*RAW RECORDS*:
-*-

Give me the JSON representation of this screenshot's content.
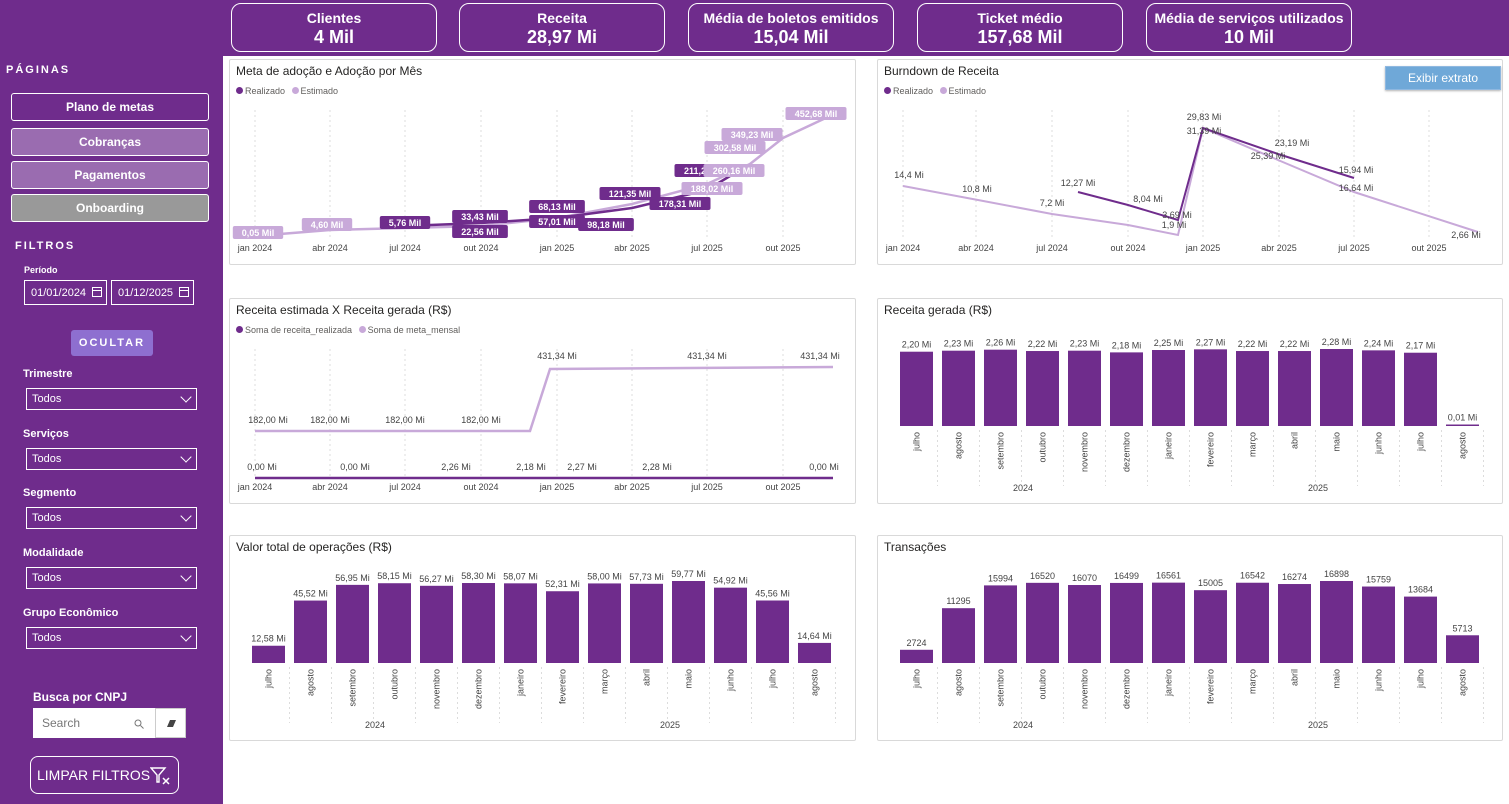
{
  "kpis": [
    {
      "title": "Clientes",
      "value": "4 Mil"
    },
    {
      "title": "Receita",
      "value": "28,97 Mi"
    },
    {
      "title": "Média de boletos emitidos",
      "value": "15,04 Mil"
    },
    {
      "title": "Ticket médio",
      "value": "157,68 Mil"
    },
    {
      "title": "Média de serviços utilizados",
      "value": "10 Mil"
    }
  ],
  "sidebar": {
    "pages_title": "PÁGINAS",
    "pages": [
      "Plano de metas",
      "Cobranças",
      "Pagamentos",
      "Onboarding"
    ],
    "filters_title": "FILTROS",
    "period_label": "Período",
    "date_start": "01/01/2024",
    "date_end": "01/12/2025",
    "hide_label": "OCULTAR",
    "filters": [
      {
        "label": "Trimestre",
        "value": "Todos"
      },
      {
        "label": "Serviços",
        "value": "Todos"
      },
      {
        "label": "Segmento",
        "value": "Todos"
      },
      {
        "label": "Modalidade",
        "value": "Todos"
      },
      {
        "label": "Grupo Econômico",
        "value": "Todos"
      }
    ],
    "cnpj_label": "Busca por CNPJ",
    "search_placeholder": "Search",
    "clear_label": "LIMPAR FILTROS"
  },
  "colors": {
    "primary": "#6f2c8c",
    "light": "#c8a9d9",
    "button_grey": "#999999",
    "button_mid": "#9a6cb0",
    "extrato": "#6fa8d8"
  },
  "extrato_button": "Exibir extrato",
  "axis_dates": [
    "jan 2024",
    "abr 2024",
    "jul 2024",
    "out 2024",
    "jan 2025",
    "abr 2025",
    "jul 2025",
    "out 2025"
  ],
  "month_names": [
    "julho",
    "agosto",
    "setembro",
    "outubro",
    "novembro",
    "dezembro",
    "janeiro",
    "fevereiro",
    "março",
    "abril",
    "maio",
    "junho",
    "julho",
    "agosto"
  ],
  "years": [
    "2024",
    "2025"
  ],
  "chart_data": [
    {
      "title": "Meta de adoção e Adoção por Mês",
      "type": "line",
      "legend": [
        "Realizado",
        "Estimado"
      ],
      "series": [
        {
          "name": "Realizado",
          "points": [
            [
              "jul 2024",
              "5,76 Mil"
            ],
            [
              "set 2024",
              "33,43 Mil"
            ],
            [
              "out 2024",
              "22,56 Mil"
            ],
            [
              "jan 2025",
              "68,13 Mil"
            ],
            [
              "jan 2025",
              "57,01 Mil"
            ],
            [
              "mar 2025",
              "98,18 Mil"
            ],
            [
              "abr 2025",
              "121,35 Mil"
            ],
            [
              "jun 2025",
              "178,31 Mil"
            ],
            [
              "jul 2025",
              "211,25 Mil"
            ]
          ]
        },
        {
          "name": "Estimado",
          "points": [
            [
              "jan 2024",
              "0,05 Mil"
            ],
            [
              "jun 2024",
              "4,60 Mil"
            ],
            [
              "jul 2025",
              "188,02 Mil"
            ],
            [
              "ago 2025",
              "260,16 Mil"
            ],
            [
              "ago 2025",
              "302,58 Mil"
            ],
            [
              "set 2025",
              "349,23 Mil"
            ],
            [
              "nov 2025",
              "452,68 Mil"
            ]
          ]
        }
      ]
    },
    {
      "title": "Burndown de Receita",
      "type": "line",
      "legend": [
        "Realizado",
        "Estimado"
      ],
      "labels": [
        "14,4 Mi",
        "10,8 Mi",
        "7,2 Mi",
        "12,27 Mi",
        "8,04 Mi",
        "3,69 Mi",
        "1,9 Mi",
        "29,83 Mi",
        "31,39 Mi",
        "23,19 Mi",
        "25,39 Mi",
        "15,94 Mi",
        "16,64 Mi",
        "2,66 Mi"
      ]
    },
    {
      "title": "Receita estimada X Receita gerada (R$)",
      "type": "line",
      "legend": [
        "Soma de receita_realizada",
        "Soma de meta_mensal"
      ],
      "meta_labels": [
        "182,00 Mi",
        "182,00 Mi",
        "182,00 Mi",
        "182,00 Mi",
        "431,34 Mi",
        "431,34 Mi",
        "431,34 Mi"
      ],
      "real_labels": [
        "0,00 Mi",
        "0,00 Mi",
        "2,26 Mi",
        "2,18 Mi",
        "2,27 Mi",
        "2,28 Mi",
        "0,00 Mi"
      ]
    },
    {
      "title": "Receita gerada (R$)",
      "type": "bar",
      "values": [
        2.2,
        2.23,
        2.26,
        2.22,
        2.23,
        2.18,
        2.25,
        2.27,
        2.22,
        2.22,
        2.28,
        2.24,
        2.17,
        0.01
      ],
      "labels": [
        "2,20 Mi",
        "2,23 Mi",
        "2,26 Mi",
        "2,22 Mi",
        "2,23 Mi",
        "2,18 Mi",
        "2,25 Mi",
        "2,27 Mi",
        "2,22 Mi",
        "2,22 Mi",
        "2,28 Mi",
        "2,24 Mi",
        "2,17 Mi",
        "0,01 Mi"
      ]
    },
    {
      "title": "Valor total de operações (R$)",
      "type": "bar",
      "values": [
        12.58,
        45.52,
        56.95,
        58.15,
        56.27,
        58.3,
        58.07,
        52.31,
        58.0,
        57.73,
        59.77,
        54.92,
        45.56,
        14.64
      ],
      "labels": [
        "12,58 Mi",
        "45,52 Mi",
        "56,95 Mi",
        "58,15 Mi",
        "56,27 Mi",
        "58,30 Mi",
        "58,07 Mi",
        "52,31 Mi",
        "58,00 Mi",
        "57,73 Mi",
        "59,77 Mi",
        "54,92 Mi",
        "45,56 Mi",
        "14,64 Mi"
      ]
    },
    {
      "title": "Transações",
      "type": "bar",
      "values": [
        2724,
        11295,
        15994,
        16520,
        16070,
        16499,
        16561,
        15005,
        16542,
        16274,
        16898,
        15759,
        13684,
        5713
      ],
      "labels": [
        "2724",
        "11295",
        "15994",
        "16520",
        "16070",
        "16499",
        "16561",
        "15005",
        "16542",
        "16274",
        "16898",
        "15759",
        "13684",
        "5713"
      ]
    }
  ]
}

-*-

*PROBLEM TO WORK ON*: Every line of the data above should be quoted exactly. Omit the pictures.

*EXPECTED OUTPUT*:
Give me the JSON representation of this screenshot's content.
{
  "kpis": [
    {
      "title": "Clientes",
      "value": "4 Mil"
    },
    {
      "title": "Receita",
      "value": "28,97 Mi"
    },
    {
      "title": "Média de boletos emitidos",
      "value": "15,04 Mil"
    },
    {
      "title": "Ticket médio",
      "value": "157,68 Mil"
    },
    {
      "title": "Média de serviços utilizados",
      "value": "10 Mil"
    }
  ],
  "sidebar": {
    "pages_title": "PÁGINAS",
    "pages": [
      "Plano de metas",
      "Cobranças",
      "Pagamentos",
      "Onboarding"
    ],
    "filters_title": "FILTROS",
    "period_label": "Período",
    "date_start": "01/01/2024",
    "date_end": "01/12/2025",
    "hide_label": "OCULTAR",
    "filters": [
      {
        "label": "Trimestre",
        "value": "Todos"
      },
      {
        "label": "Serviços",
        "value": "Todos"
      },
      {
        "label": "Segmento",
        "value": "Todos"
      },
      {
        "label": "Modalidade",
        "value": "Todos"
      },
      {
        "label": "Grupo Econômico",
        "value": "Todos"
      }
    ],
    "cnpj_label": "Busca por CNPJ",
    "search_placeholder": "Search",
    "clear_label": "LIMPAR FILTROS"
  },
  "colors": {
    "primary": "#6f2c8c",
    "light": "#c8a9d9",
    "button_grey": "#999999",
    "button_mid": "#9a6cb0",
    "extrato": "#6fa8d8"
  },
  "extrato_button": "Exibir extrato",
  "axis_dates": [
    "jan 2024",
    "abr 2024",
    "jul 2024",
    "out 2024",
    "jan 2025",
    "abr 2025",
    "jul 2025",
    "out 2025"
  ],
  "month_names": [
    "julho",
    "agosto",
    "setembro",
    "outubro",
    "novembro",
    "dezembro",
    "janeiro",
    "fevereiro",
    "março",
    "abril",
    "maio",
    "junho",
    "julho",
    "agosto"
  ],
  "years": [
    "2024",
    "2025"
  ],
  "chart_data": [
    {
      "title": "Meta de adoção e Adoção por Mês",
      "type": "line",
      "legend": [
        "Realizado",
        "Estimado"
      ],
      "series": [
        {
          "name": "Realizado",
          "points": [
            [
              "jul 2024",
              "5,76 Mil"
            ],
            [
              "set 2024",
              "33,43 Mil"
            ],
            [
              "out 2024",
              "22,56 Mil"
            ],
            [
              "jan 2025",
              "68,13 Mil"
            ],
            [
              "jan 2025",
              "57,01 Mil"
            ],
            [
              "mar 2025",
              "98,18 Mil"
            ],
            [
              "abr 2025",
              "121,35 Mil"
            ],
            [
              "jun 2025",
              "178,31 Mil"
            ],
            [
              "jul 2025",
              "211,25 Mil"
            ]
          ]
        },
        {
          "name": "Estimado",
          "points": [
            [
              "jan 2024",
              "0,05 Mil"
            ],
            [
              "jun 2024",
              "4,60 Mil"
            ],
            [
              "jul 2025",
              "188,02 Mil"
            ],
            [
              "ago 2025",
              "260,16 Mil"
            ],
            [
              "ago 2025",
              "302,58 Mil"
            ],
            [
              "set 2025",
              "349,23 Mil"
            ],
            [
              "nov 2025",
              "452,68 Mil"
            ]
          ]
        }
      ]
    },
    {
      "title": "Burndown de Receita",
      "type": "line",
      "legend": [
        "Realizado",
        "Estimado"
      ],
      "labels": [
        "14,4 Mi",
        "10,8 Mi",
        "7,2 Mi",
        "12,27 Mi",
        "8,04 Mi",
        "3,69 Mi",
        "1,9 Mi",
        "29,83 Mi",
        "31,39 Mi",
        "23,19 Mi",
        "25,39 Mi",
        "15,94 Mi",
        "16,64 Mi",
        "2,66 Mi"
      ]
    },
    {
      "title": "Receita estimada X Receita gerada (R$)",
      "type": "line",
      "legend": [
        "Soma de receita_realizada",
        "Soma de meta_mensal"
      ],
      "meta_labels": [
        "182,00 Mi",
        "182,00 Mi",
        "182,00 Mi",
        "182,00 Mi",
        "431,34 Mi",
        "431,34 Mi",
        "431,34 Mi"
      ],
      "real_labels": [
        "0,00 Mi",
        "0,00 Mi",
        "2,26 Mi",
        "2,18 Mi",
        "2,27 Mi",
        "2,28 Mi",
        "0,00 Mi"
      ]
    },
    {
      "title": "Receita gerada (R$)",
      "type": "bar",
      "values": [
        2.2,
        2.23,
        2.26,
        2.22,
        2.23,
        2.18,
        2.25,
        2.27,
        2.22,
        2.22,
        2.28,
        2.24,
        2.17,
        0.01
      ],
      "labels": [
        "2,20 Mi",
        "2,23 Mi",
        "2,26 Mi",
        "2,22 Mi",
        "2,23 Mi",
        "2,18 Mi",
        "2,25 Mi",
        "2,27 Mi",
        "2,22 Mi",
        "2,22 Mi",
        "2,28 Mi",
        "2,24 Mi",
        "2,17 Mi",
        "0,01 Mi"
      ]
    },
    {
      "title": "Valor total de operações (R$)",
      "type": "bar",
      "values": [
        12.58,
        45.52,
        56.95,
        58.15,
        56.27,
        58.3,
        58.07,
        52.31,
        58.0,
        57.73,
        59.77,
        54.92,
        45.56,
        14.64
      ],
      "labels": [
        "12,58 Mi",
        "45,52 Mi",
        "56,95 Mi",
        "58,15 Mi",
        "56,27 Mi",
        "58,30 Mi",
        "58,07 Mi",
        "52,31 Mi",
        "58,00 Mi",
        "57,73 Mi",
        "59,77 Mi",
        "54,92 Mi",
        "45,56 Mi",
        "14,64 Mi"
      ]
    },
    {
      "title": "Transações",
      "type": "bar",
      "values": [
        2724,
        11295,
        15994,
        16520,
        16070,
        16499,
        16561,
        15005,
        16542,
        16274,
        16898,
        15759,
        13684,
        5713
      ],
      "labels": [
        "2724",
        "11295",
        "15994",
        "16520",
        "16070",
        "16499",
        "16561",
        "15005",
        "16542",
        "16274",
        "16898",
        "15759",
        "13684",
        "5713"
      ]
    }
  ]
}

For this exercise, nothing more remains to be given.